» WORK TO BE COMPLETED:
Transcribe each record below word for word.

» AVAILABLE RECORDS:
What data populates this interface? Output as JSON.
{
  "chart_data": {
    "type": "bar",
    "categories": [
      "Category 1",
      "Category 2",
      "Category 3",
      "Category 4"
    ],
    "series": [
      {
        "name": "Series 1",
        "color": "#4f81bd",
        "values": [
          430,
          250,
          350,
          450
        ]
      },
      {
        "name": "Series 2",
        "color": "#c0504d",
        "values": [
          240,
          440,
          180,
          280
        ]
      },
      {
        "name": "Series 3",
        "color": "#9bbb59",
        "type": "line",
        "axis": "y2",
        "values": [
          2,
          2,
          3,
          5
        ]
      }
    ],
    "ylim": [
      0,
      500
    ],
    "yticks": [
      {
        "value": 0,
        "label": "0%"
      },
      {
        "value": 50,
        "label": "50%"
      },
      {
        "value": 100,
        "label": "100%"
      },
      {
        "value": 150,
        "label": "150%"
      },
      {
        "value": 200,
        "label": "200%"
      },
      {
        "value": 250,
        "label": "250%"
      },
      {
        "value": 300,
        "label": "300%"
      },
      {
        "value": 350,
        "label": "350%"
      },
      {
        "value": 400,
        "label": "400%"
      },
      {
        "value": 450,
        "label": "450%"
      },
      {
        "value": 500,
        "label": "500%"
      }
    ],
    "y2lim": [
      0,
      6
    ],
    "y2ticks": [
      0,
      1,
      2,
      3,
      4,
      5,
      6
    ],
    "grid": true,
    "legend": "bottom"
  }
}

» WORKED ANSWER:
What data populates this interface? Output as JSON.
{
  "chart_data": {
    "type": "bar",
    "categories": [
      "Category 1",
      "Category 2",
      "Category 3",
      "Category 4"
    ],
    "series": [
      {
        "name": "Series 1",
        "color": "#4f81bd",
        "values": [
          430,
          250,
          350,
          450
        ]
      },
      {
        "name": "Series 2",
        "color": "#c0504d",
        "values": [
          240,
          440,
          180,
          280
        ]
      },
      {
        "name": "Series 3",
        "color": "#9bbb59",
        "type": "line",
        "axis": "y2",
        "values": [
          2,
          2,
          3,
          5
        ]
      }
    ],
    "ylim": [
      0,
      500
    ],
    "yticks": [
      {
        "value": 0,
        "label": "0%"
      },
      {
        "value": 50,
        "label": "50%"
      },
      {
        "value": 100,
        "label": "100%"
      },
      {
        "value": 150,
        "label": "150%"
      },
      {
        "value": 200,
        "label": "200%"
      },
      {
        "value": 250,
        "label": "250%"
      },
      {
        "value": 300,
        "label": "300%"
      },
      {
        "value": 350,
        "label": "350%"
      },
      {
        "value": 400,
        "label": "400%"
      },
      {
        "value": 450,
        "label": "450%"
      },
      {
        "value": 500,
        "label": "500%"
      }
    ],
    "y2lim": [
      0,
      6
    ],
    "y2ticks": [
      0,
      1,
      2,
      3,
      4,
      5,
      6
    ],
    "grid": true,
    "legend": "bottom"
  }
}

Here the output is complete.